(Task details): Your task is to copy every record exactly.

(Data entries):
┄┄┄┄┄┄

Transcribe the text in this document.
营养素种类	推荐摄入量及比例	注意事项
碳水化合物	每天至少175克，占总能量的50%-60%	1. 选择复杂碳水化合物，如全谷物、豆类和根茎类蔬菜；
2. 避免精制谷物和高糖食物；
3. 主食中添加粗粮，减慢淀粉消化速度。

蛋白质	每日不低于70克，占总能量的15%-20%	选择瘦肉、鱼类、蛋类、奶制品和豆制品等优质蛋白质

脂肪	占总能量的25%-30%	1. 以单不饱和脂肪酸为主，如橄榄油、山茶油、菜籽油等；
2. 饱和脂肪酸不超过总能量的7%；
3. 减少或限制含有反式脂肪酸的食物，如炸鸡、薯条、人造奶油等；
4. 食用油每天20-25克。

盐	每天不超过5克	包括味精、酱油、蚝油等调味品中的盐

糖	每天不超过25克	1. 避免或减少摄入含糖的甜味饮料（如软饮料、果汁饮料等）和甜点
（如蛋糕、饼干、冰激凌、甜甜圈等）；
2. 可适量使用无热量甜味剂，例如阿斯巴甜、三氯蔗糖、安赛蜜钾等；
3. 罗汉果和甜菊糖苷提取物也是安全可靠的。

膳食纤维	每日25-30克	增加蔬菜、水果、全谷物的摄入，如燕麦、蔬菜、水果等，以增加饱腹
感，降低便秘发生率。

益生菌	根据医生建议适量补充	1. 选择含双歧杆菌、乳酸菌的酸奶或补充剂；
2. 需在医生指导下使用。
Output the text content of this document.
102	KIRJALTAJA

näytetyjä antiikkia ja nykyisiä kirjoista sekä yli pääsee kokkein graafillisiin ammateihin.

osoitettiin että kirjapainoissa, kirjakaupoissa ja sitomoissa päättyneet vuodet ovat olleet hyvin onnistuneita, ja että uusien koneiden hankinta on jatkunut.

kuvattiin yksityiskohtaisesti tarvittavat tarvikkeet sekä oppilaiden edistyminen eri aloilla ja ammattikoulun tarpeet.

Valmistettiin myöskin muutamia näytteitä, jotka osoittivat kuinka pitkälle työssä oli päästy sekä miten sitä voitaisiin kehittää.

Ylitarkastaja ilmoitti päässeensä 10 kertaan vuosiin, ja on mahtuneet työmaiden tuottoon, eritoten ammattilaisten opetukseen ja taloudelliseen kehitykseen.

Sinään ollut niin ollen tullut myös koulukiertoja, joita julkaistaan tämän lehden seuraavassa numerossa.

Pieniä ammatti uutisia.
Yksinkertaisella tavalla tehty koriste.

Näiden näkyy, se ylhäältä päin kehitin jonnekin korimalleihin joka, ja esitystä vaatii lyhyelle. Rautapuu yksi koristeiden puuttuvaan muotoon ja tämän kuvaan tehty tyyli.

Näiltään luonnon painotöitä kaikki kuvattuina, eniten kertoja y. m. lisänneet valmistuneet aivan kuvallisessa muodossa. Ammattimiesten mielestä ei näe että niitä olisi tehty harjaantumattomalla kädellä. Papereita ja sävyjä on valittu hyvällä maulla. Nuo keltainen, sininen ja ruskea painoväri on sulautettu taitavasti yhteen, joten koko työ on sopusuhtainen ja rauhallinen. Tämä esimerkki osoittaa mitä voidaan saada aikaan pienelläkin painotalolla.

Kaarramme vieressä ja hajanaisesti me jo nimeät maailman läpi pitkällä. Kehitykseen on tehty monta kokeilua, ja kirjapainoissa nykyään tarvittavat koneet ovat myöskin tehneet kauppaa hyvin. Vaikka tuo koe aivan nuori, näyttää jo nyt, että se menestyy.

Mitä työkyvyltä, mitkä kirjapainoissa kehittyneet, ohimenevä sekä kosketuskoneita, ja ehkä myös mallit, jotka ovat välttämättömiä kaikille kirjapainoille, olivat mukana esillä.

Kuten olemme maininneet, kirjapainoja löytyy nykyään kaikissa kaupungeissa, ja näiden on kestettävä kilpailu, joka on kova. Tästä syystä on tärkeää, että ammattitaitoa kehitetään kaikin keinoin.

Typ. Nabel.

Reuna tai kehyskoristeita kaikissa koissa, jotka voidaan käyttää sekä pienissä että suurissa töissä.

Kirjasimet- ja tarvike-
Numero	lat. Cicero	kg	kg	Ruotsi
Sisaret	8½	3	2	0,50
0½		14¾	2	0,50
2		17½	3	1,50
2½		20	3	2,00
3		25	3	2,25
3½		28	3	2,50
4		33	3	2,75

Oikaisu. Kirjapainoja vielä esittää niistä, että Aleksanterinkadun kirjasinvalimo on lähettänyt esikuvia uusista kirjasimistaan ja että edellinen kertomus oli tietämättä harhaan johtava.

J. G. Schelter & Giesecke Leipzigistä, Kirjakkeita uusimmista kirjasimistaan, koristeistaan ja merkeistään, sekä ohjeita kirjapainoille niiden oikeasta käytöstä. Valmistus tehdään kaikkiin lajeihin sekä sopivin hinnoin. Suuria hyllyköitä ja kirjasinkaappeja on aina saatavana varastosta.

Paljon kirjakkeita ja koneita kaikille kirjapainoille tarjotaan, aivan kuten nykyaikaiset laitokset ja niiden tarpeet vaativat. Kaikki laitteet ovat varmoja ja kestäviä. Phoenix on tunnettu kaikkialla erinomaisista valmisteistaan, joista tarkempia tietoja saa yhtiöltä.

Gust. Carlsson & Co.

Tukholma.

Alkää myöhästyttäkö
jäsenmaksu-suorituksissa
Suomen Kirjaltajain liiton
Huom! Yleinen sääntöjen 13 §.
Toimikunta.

┄┄┄┄┄┄

(Completed task):
Transcribe the text in this document.
营养素种类	推荐摄入量及比例	注意事项
碳水化合物	每天至少175克，占总能量的50%-60%	1. 选择复杂碳水化合物，如全谷物、豆类和根茎类蔬菜；
2. 避免精制谷物和高糖食物；
3. 主食中添加粗粮，减慢淀粉消化速度。

蛋白质	每日不低于70克，占总能量的15%-20%	选择瘦肉、鱼类、蛋类、奶制品和豆制品等优质蛋白质

脂肪	占总能量的25%-30%	1. 以单不饱和脂肪酸为主，如橄榄油、山茶油、菜籽油等；
2. 饱和脂肪酸不超过总能量的7%；
3. 减少或限制含有反式脂肪酸的食物，如炸鸡、薯条、人造奶油等；
4. 食用油每天20-25克。

盐	每天不超过5克	包括味精、酱油、蚝油等调味品中的盐

糖	每天不超过25克	1. 避免或减少摄入含糖的甜味饮料（如软饮料、果汁饮料等）和甜点
（如蛋糕、饼干、冰激凌、甜甜圈等）；
2. 可适量使用无热量甜味剂，例如阿斯巴甜、三氯蔗糖、安赛蜜钾等；
3. 罗汉果和甜菊糖苷提取物也是安全可靠的。

膳食纤维	每日25-30克	增加蔬菜、水果、全谷物的摄入，如燕麦、蔬菜、水果等，以增加饱腹
感，降低便秘发生率。

益生菌	根据医生建议适量补充	1. 选择含双歧杆菌、乳酸菌的酸奶或补充剂；
2. 需在医生指导下使用。
Output the text content of this document.
102	KIRJALTAJA

näytetyjä antiikkia ja nykyisiä kirjoista sekä yli pääsee kokkein graafillisiin ammateihin.

osoitettiin että kirjapainoissa, kirjakaupoissa ja sitomoissa päättyneet vuodet ovat olleet hyvin onnistuneita, ja että uusien koneiden hankinta on jatkunut.

kuvattiin yksityiskohtaisesti tarvittavat tarvikkeet sekä oppilaiden edistyminen eri aloilla ja ammattikoulun tarpeet.

Valmistettiin myöskin muutamia näytteitä, jotka osoittivat kuinka pitkälle työssä oli päästy sekä miten sitä voitaisiin kehittää.

Ylitarkastaja ilmoitti päässeensä 10 kertaan vuosiin, ja on mahtuneet työmaiden tuottoon, eritoten ammattilaisten opetukseen ja taloudelliseen kehitykseen.

Sinään ollut niin ollen tullut myös koulukiertoja, joita julkaistaan tämän lehden seuraavassa numerossa.

Pieniä ammatti uutisia.
Yksinkertaisella tavalla tehty koriste.

Näiden näkyy, se ylhäältä päin kehitin jonnekin korimalleihin joka, ja esitystä vaatii lyhyelle. Rautapuu yksi koristeiden puuttuvaan muotoon ja tämän kuvaan tehty tyyli.

Näiltään luonnon painotöitä kaikki kuvattuina, eniten kertoja y. m. lisänneet valmistuneet aivan kuvallisessa muodossa. Ammattimiesten mielestä ei näe että niitä olisi tehty harjaantumattomalla kädellä. Papereita ja sävyjä on valittu hyvällä maulla. Nuo keltainen, sininen ja ruskea painoväri on sulautettu taitavasti yhteen, joten koko työ on sopusuhtainen ja rauhallinen. Tämä esimerkki osoittaa mitä voidaan saada aikaan pienelläkin painotalolla.

Kaarramme vieressä ja hajanaisesti me jo nimeät maailman läpi pitkällä. Kehitykseen on tehty monta kokeilua, ja kirjapainoissa nykyään tarvittavat koneet ovat myöskin tehneet kauppaa hyvin. Vaikka tuo koe aivan nuori, näyttää jo nyt, että se menestyy.

Mitä työkyvyltä, mitkä kirjapainoissa kehittyneet, ohimenevä sekä kosketuskoneita, ja ehkä myös mallit, jotka ovat välttämättömiä kaikille kirjapainoille, olivat mukana esillä.

Kuten olemme maininneet, kirjapainoja löytyy nykyään kaikissa kaupungeissa, ja näiden on kestettävä kilpailu, joka on kova. Tästä syystä on tärkeää, että ammattitaitoa kehitetään kaikin keinoin.

Typ. Nabel.

Reuna tai kehyskoristeita kaikissa koissa, jotka voidaan käyttää sekä pienissä että suurissa töissä.

Kirjasimet- ja tarvike-
Numero	lat. Cicero	kg	kg	Ruotsi
Sisaret	8½	3	2	0,50
0½		14¾	2	0,50
2		17½	3	1,50
2½		20	3	2,00
3		25	3	2,25
3½		28	3	2,50
4		33	3	2,75

Oikaisu. Kirjapainoja vielä esittää niistä, että Aleksanterinkadun kirjasinvalimo on lähettänyt esikuvia uusista kirjasimistaan ja että edellinen kertomus oli tietämättä harhaan johtava.

J. G. Schelter & Giesecke Leipzigistä, Kirjakkeita uusimmista kirjasimistaan, koristeistaan ja merkeistään, sekä ohjeita kirjapainoille niiden oikeasta käytöstä. Valmistus tehdään kaikkiin lajeihin sekä sopivin hinnoin. Suuria hyllyköitä ja kirjasinkaappeja on aina saatavana varastosta.

Paljon kirjakkeita ja koneita kaikille kirjapainoille tarjotaan, aivan kuten nykyaikaiset laitokset ja niiden tarpeet vaativat. Kaikki laitteet ovat varmoja ja kestäviä. Phoenix on tunnettu kaikkialla erinomaisista valmisteistaan, joista tarkempia tietoja saa yhtiöltä.

Gust. Carlsson & Co.

Tukholma.

Alkää myöhästyttäkö
jäsenmaksu-suorituksissa
Suomen Kirjaltajain liiton
Huom! Yleinen sääntöjen 13 §.
Toimikunta.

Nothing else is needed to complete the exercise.